Direction:
Please rewrite the description in the listing below, changing every occurrence of "bucket" to "pail" and keeping everything else unchanged. Omit the pictures from your answer.

==================================================

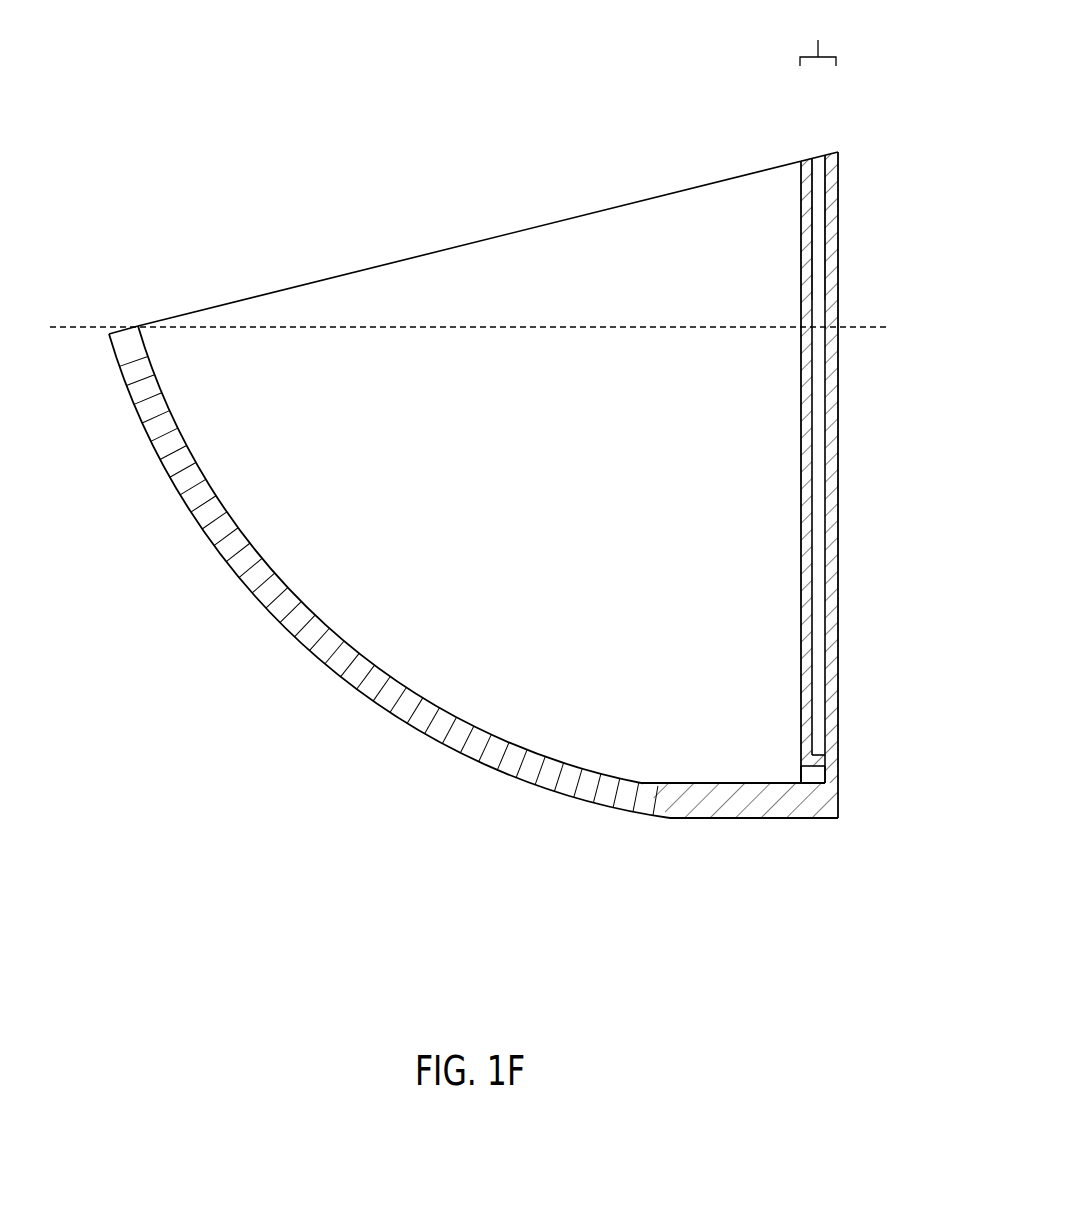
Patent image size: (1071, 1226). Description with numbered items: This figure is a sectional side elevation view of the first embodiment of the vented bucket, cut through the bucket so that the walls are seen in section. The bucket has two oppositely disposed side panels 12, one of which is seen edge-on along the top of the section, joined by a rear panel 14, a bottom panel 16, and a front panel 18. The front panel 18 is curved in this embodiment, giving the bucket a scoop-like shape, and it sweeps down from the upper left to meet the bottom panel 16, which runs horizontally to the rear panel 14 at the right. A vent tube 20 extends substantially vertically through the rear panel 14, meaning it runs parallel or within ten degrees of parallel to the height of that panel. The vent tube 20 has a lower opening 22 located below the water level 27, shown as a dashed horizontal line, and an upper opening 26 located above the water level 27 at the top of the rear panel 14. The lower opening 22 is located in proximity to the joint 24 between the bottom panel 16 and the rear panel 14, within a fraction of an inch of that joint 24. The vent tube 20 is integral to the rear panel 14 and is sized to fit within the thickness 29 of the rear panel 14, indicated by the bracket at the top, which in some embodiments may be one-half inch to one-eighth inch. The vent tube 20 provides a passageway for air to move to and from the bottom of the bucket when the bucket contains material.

The side panel 12 is at (332, 277).
The rear panel 14 is at (838, 213).
The bottom panel 16 is at (667, 818).
The front panel 18 is at (162, 468).
The vent tube 20 is at (812, 278).
The lower opening 22 is at (803, 755).
The joint 24 is at (802, 785).
The upper opening 26 is at (816, 153).
The water level 27 is at (217, 325).
The thickness 29 is at (818, 37).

==================================================

Solved exercise:
Patent image size: (1071, 1226). Description with numbered items: This figure is a sectional side elevation view of the first embodiment of the vented pail, cut through the pail so that the walls are seen in section. The pail has two oppositely disposed side panels 12, one of which is seen edge-on along the top of the section, joined by a rear panel 14, a bottom panel 16, and a front panel 18. The front panel 18 is curved in this embodiment, giving the pail a scoop-like shape, and it sweeps down from the upper left to meet the bottom panel 16, which runs horizontally to the rear panel 14 at the right. A vent tube 20 extends substantially vertically through the rear panel 14, meaning it runs parallel or within ten degrees of parallel to the height of that panel. The vent tube 20 has a lower opening 22 located below the water level 27, shown as a dashed horizontal line, and an upper opening 26 located above the water level 27 at the top of the rear panel 14. The lower opening 22 is located in proximity to the joint 24 between the bottom panel 16 and the rear panel 14, within a fraction of an inch of that joint 24. The vent tube 20 is integral to the rear panel 14 and is sized to fit within the thickness 29 of the rear panel 14, indicated by the bracket at the top, which in some embodiments may be one-half inch to one-eighth inch. The vent tube 20 provides a passageway for air to move to and from the bottom of the pail when the pail contains material.

The side panel 12 is at (332, 277).
The rear panel 14 is at (838, 213).
The bottom panel 16 is at (667, 818).
The front panel 18 is at (162, 468).
The vent tube 20 is at (812, 278).
The lower opening 22 is at (803, 755).
The joint 24 is at (802, 785).
The upper opening 26 is at (816, 153).
The water level 27 is at (217, 325).
The thickness 29 is at (818, 37).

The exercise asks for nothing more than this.